(Some records)
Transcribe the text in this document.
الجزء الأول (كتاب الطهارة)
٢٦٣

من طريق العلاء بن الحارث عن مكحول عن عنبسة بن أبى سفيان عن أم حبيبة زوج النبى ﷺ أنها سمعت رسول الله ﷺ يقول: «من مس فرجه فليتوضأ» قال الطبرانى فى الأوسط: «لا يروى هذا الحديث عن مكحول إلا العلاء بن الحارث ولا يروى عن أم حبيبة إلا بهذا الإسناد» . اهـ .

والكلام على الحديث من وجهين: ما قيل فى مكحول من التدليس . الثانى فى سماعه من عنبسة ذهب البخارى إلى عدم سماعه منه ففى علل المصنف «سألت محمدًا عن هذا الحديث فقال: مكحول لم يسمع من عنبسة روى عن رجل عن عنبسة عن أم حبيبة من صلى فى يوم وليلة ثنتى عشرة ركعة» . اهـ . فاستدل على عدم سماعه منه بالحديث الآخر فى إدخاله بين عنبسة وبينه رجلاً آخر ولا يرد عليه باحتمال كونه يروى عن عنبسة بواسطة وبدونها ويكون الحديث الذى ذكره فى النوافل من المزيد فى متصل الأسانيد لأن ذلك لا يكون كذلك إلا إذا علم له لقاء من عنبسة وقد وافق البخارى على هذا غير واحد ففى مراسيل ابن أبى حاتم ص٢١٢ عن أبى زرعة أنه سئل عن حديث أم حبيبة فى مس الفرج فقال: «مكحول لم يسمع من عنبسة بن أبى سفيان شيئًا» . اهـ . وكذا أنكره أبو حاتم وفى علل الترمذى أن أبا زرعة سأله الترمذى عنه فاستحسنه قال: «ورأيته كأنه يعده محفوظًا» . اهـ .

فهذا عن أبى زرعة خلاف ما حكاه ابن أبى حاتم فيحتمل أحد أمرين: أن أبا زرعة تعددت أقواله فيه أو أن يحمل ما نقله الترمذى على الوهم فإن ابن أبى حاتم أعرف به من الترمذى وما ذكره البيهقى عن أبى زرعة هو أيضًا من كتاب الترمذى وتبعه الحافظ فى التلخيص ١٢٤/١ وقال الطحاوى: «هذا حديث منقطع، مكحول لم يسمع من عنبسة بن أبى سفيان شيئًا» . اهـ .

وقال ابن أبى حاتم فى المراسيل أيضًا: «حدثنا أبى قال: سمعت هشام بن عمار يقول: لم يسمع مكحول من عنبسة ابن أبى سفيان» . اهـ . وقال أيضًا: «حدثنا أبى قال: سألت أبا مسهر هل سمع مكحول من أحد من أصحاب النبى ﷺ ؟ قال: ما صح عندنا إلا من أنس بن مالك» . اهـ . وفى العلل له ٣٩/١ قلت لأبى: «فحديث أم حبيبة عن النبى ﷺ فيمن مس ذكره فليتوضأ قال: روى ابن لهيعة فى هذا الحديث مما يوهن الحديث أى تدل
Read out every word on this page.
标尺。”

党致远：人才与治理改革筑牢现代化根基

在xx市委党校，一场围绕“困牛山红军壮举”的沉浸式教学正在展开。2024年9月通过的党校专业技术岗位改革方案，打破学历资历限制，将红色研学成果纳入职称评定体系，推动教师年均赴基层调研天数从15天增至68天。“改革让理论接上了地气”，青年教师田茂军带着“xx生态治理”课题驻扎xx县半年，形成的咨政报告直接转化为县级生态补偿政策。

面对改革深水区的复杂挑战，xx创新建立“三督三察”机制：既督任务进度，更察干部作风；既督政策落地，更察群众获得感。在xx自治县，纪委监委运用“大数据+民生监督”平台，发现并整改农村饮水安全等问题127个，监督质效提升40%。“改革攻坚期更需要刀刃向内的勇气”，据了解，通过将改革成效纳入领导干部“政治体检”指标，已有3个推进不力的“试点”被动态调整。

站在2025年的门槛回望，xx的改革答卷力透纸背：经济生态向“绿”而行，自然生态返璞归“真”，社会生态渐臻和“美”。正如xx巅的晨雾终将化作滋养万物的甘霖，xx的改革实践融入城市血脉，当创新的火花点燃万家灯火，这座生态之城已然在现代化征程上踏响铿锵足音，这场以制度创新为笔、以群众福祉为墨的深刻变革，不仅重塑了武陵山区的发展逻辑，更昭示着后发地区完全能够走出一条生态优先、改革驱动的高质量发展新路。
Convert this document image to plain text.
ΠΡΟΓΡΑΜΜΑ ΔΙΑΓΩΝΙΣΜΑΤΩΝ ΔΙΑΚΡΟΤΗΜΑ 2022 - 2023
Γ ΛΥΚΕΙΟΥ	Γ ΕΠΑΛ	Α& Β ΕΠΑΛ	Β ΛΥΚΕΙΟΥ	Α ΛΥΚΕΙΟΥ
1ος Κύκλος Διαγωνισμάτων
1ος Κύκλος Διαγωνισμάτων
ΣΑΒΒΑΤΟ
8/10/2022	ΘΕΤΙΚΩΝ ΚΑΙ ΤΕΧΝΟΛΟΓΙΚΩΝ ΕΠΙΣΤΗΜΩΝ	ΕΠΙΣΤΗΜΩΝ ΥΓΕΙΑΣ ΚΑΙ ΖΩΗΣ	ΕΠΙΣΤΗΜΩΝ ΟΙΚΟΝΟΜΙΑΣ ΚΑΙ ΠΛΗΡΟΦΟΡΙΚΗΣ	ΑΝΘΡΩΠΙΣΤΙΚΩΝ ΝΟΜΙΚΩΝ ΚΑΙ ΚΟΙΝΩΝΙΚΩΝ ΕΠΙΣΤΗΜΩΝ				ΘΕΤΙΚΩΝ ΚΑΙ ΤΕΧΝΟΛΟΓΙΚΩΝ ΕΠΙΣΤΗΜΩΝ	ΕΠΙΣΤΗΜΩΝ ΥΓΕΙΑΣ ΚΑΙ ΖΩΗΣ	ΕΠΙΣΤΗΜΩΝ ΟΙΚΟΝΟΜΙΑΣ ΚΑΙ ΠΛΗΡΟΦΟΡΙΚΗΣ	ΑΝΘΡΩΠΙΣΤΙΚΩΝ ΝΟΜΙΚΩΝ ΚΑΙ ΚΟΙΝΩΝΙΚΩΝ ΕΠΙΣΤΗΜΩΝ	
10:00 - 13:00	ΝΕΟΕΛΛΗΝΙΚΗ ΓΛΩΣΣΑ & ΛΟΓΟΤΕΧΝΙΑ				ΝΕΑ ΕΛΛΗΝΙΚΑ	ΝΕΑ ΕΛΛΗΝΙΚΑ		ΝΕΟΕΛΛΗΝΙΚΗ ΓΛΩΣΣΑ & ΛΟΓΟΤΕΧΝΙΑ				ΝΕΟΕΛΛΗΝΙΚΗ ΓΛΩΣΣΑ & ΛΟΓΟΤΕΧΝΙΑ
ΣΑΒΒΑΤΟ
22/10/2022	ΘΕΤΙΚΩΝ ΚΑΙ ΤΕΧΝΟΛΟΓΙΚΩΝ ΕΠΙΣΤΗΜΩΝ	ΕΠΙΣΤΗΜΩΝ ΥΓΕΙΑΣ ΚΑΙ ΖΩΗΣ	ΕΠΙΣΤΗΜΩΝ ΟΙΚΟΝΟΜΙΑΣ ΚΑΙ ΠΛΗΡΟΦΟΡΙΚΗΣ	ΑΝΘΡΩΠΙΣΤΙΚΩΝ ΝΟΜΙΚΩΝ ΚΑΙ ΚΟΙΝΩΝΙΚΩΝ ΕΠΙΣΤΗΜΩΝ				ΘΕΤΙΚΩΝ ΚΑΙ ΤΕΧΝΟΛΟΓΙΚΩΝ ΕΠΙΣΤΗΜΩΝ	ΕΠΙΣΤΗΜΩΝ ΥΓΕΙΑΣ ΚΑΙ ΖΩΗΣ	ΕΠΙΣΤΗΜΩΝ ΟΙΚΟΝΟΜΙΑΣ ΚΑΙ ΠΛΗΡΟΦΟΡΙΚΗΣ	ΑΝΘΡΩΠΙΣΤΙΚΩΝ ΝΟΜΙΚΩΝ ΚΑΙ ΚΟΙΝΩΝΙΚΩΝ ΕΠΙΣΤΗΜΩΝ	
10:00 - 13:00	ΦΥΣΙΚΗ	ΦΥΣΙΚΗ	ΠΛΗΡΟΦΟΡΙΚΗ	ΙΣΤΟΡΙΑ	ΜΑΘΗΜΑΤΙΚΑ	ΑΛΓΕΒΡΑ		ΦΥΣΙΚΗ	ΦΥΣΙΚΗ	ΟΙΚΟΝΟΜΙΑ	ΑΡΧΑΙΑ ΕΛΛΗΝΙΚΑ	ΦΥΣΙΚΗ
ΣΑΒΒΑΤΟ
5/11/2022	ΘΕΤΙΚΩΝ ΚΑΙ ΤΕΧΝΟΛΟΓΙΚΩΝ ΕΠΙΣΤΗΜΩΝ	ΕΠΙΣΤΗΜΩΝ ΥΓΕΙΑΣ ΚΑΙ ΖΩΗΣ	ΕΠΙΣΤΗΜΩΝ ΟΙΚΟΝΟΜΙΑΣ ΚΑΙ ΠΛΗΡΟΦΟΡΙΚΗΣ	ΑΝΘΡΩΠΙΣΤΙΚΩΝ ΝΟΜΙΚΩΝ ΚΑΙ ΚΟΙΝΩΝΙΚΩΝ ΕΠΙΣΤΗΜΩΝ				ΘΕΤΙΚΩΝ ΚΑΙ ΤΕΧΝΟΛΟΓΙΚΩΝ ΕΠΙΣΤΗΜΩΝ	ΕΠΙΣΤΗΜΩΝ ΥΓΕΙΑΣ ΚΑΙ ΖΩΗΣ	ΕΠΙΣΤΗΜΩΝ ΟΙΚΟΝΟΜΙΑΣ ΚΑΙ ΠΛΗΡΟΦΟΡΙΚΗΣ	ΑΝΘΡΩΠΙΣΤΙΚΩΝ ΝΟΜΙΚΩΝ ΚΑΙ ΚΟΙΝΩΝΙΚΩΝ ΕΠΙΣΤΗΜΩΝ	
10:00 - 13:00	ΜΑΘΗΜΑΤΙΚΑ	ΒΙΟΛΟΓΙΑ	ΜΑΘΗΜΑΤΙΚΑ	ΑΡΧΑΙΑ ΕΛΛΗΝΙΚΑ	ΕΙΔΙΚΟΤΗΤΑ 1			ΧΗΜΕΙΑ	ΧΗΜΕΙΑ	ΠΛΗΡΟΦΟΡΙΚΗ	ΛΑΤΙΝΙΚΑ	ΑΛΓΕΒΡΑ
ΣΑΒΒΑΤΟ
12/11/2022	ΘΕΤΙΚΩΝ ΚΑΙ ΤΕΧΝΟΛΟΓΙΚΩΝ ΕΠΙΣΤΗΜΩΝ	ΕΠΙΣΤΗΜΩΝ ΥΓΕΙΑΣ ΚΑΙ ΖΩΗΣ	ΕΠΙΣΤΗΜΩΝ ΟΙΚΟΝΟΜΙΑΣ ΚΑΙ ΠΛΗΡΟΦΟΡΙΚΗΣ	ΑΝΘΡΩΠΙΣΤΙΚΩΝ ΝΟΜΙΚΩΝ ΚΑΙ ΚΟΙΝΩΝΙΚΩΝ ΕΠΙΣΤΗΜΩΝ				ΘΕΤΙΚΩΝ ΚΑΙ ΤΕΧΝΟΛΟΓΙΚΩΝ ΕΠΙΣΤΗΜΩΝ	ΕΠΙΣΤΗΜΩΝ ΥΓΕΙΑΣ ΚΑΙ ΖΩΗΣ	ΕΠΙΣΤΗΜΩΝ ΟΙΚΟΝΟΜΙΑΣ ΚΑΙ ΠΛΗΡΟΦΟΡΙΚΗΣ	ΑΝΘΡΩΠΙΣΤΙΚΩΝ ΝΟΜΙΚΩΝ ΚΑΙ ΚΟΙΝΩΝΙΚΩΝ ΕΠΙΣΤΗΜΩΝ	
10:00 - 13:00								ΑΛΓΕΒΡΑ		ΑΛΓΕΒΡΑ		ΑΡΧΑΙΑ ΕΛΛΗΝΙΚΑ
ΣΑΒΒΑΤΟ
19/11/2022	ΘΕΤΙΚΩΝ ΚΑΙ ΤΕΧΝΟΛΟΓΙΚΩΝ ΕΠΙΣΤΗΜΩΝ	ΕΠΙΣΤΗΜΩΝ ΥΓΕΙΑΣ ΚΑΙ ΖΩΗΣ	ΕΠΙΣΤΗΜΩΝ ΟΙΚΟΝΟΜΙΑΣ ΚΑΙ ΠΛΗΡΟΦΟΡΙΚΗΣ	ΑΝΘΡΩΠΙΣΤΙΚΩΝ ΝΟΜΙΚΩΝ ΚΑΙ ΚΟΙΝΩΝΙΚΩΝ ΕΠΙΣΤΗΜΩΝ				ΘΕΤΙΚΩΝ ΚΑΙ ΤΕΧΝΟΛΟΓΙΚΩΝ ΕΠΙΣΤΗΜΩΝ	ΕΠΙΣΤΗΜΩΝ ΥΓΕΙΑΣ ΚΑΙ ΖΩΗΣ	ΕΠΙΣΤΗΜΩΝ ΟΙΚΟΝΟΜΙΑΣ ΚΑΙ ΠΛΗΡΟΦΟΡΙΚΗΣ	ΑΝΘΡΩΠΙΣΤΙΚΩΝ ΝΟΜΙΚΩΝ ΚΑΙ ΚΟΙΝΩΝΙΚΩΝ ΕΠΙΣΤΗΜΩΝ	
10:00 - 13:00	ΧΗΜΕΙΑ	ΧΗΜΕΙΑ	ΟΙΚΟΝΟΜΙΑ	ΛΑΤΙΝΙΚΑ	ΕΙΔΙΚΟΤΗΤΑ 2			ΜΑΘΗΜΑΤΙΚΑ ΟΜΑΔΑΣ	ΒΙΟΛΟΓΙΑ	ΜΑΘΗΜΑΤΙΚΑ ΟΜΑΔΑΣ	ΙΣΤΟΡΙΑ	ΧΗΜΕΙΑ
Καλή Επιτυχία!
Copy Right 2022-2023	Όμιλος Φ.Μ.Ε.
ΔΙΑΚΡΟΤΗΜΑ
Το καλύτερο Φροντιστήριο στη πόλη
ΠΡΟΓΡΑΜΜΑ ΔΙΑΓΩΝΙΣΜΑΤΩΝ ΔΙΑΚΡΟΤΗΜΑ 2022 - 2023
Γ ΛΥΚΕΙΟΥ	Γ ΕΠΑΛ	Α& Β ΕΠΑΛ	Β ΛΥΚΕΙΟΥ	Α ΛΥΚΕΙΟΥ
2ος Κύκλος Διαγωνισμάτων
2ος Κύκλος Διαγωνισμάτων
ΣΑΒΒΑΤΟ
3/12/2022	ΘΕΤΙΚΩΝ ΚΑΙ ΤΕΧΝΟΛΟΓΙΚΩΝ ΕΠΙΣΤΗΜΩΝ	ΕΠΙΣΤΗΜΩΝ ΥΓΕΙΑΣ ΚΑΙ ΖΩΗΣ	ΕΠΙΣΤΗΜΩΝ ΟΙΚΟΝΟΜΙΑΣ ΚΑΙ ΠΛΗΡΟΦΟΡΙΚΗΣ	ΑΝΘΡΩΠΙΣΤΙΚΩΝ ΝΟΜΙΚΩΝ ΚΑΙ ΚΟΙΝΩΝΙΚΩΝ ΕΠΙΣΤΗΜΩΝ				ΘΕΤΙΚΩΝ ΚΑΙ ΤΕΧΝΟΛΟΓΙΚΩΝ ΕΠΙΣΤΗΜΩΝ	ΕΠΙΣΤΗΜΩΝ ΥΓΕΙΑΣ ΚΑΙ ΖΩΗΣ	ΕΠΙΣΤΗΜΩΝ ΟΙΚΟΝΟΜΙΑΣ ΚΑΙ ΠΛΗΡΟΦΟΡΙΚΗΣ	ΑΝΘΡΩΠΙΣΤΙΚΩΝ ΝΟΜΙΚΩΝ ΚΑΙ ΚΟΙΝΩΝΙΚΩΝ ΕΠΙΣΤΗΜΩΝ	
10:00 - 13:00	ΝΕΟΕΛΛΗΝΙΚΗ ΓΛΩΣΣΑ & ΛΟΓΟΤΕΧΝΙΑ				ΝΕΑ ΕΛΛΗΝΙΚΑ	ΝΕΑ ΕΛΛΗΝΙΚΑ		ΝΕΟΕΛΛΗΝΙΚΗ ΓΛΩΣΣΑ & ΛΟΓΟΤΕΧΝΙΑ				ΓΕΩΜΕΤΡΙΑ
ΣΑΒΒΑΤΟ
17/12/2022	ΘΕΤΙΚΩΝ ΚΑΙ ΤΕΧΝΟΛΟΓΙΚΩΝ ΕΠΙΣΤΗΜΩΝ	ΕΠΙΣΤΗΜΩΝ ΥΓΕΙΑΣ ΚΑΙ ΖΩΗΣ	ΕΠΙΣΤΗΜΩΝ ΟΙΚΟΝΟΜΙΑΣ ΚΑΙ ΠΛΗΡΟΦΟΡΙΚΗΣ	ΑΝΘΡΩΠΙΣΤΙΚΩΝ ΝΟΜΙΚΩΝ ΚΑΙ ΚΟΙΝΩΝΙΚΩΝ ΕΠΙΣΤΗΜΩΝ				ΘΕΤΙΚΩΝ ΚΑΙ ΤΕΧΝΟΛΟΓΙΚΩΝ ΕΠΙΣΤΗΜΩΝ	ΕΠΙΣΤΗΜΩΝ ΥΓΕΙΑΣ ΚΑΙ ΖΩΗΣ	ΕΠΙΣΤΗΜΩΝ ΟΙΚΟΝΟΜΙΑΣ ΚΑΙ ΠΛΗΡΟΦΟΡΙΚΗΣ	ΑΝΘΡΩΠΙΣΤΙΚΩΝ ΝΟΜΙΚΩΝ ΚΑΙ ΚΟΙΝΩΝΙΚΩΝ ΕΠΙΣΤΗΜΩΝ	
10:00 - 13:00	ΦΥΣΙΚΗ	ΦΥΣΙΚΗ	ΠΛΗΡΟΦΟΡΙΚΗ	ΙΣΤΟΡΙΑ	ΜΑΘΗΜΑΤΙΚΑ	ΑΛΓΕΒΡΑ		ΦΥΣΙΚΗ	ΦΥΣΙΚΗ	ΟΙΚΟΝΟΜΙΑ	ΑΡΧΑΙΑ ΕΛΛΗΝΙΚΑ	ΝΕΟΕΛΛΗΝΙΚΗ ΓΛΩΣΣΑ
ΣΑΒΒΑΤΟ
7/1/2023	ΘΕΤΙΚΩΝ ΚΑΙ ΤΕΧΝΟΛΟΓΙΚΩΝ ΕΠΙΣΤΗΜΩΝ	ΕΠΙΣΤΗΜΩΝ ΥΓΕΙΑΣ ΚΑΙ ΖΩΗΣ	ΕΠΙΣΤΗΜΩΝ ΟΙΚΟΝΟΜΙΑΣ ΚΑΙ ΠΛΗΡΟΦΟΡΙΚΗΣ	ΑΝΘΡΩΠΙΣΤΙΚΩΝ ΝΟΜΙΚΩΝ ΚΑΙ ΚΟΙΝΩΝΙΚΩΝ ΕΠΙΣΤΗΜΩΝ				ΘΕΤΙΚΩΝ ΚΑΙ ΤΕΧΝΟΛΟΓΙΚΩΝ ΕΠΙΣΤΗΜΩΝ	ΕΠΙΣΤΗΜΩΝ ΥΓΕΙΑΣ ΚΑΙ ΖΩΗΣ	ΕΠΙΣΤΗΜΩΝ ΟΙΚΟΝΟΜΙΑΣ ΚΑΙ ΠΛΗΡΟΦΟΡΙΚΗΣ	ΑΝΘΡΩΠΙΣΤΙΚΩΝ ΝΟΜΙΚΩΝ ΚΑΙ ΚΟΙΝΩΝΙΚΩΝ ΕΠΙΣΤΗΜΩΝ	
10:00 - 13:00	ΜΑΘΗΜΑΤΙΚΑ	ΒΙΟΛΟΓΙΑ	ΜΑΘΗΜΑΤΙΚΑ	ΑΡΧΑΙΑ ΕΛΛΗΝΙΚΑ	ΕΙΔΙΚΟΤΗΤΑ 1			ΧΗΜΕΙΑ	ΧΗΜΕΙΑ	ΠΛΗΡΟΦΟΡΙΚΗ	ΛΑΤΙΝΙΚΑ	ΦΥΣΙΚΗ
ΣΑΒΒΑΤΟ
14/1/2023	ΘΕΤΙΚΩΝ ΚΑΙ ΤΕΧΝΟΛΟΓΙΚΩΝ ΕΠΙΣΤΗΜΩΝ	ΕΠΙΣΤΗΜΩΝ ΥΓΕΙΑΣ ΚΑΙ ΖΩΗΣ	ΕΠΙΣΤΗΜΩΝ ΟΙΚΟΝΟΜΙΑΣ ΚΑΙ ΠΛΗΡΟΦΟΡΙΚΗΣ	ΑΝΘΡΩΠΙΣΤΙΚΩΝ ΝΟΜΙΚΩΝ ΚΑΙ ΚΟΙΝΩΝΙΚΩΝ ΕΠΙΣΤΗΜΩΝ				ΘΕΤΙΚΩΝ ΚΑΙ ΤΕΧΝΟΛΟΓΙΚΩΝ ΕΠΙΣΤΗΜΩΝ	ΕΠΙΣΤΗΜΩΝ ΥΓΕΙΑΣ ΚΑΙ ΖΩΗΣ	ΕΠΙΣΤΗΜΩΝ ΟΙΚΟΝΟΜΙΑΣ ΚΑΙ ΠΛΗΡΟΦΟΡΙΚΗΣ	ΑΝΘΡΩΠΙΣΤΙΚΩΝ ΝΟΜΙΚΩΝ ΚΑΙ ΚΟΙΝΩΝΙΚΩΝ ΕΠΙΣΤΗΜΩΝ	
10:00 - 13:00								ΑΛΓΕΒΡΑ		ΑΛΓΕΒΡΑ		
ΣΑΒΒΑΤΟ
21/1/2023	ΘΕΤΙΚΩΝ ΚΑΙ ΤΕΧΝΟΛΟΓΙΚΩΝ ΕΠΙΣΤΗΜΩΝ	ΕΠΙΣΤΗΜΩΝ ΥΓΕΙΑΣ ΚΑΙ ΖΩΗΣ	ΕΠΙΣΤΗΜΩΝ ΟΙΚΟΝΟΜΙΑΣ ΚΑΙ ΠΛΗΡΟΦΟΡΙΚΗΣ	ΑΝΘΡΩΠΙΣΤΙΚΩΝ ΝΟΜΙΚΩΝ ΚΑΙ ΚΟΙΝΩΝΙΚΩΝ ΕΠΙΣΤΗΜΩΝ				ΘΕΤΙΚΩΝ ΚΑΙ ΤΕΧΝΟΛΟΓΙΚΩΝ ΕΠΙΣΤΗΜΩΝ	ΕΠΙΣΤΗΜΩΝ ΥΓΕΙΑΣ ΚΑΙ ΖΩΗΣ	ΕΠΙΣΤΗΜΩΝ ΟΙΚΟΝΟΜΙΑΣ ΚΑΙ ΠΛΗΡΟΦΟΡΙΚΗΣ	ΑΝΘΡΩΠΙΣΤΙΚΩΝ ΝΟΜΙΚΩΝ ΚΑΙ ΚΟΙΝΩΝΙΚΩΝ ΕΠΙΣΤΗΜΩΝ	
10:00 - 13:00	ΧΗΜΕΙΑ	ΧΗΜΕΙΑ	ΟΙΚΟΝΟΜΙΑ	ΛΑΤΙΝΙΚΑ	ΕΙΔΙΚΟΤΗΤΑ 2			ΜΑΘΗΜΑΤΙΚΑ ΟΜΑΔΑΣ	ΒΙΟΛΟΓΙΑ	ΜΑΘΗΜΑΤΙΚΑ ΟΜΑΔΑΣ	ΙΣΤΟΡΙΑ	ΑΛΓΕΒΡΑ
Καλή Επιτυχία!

The task:
Looking at the records above, work out how many lines include the string "ΑΛΓΕΒΡΑ". Give the number and nothing else.

Exercise solution:
6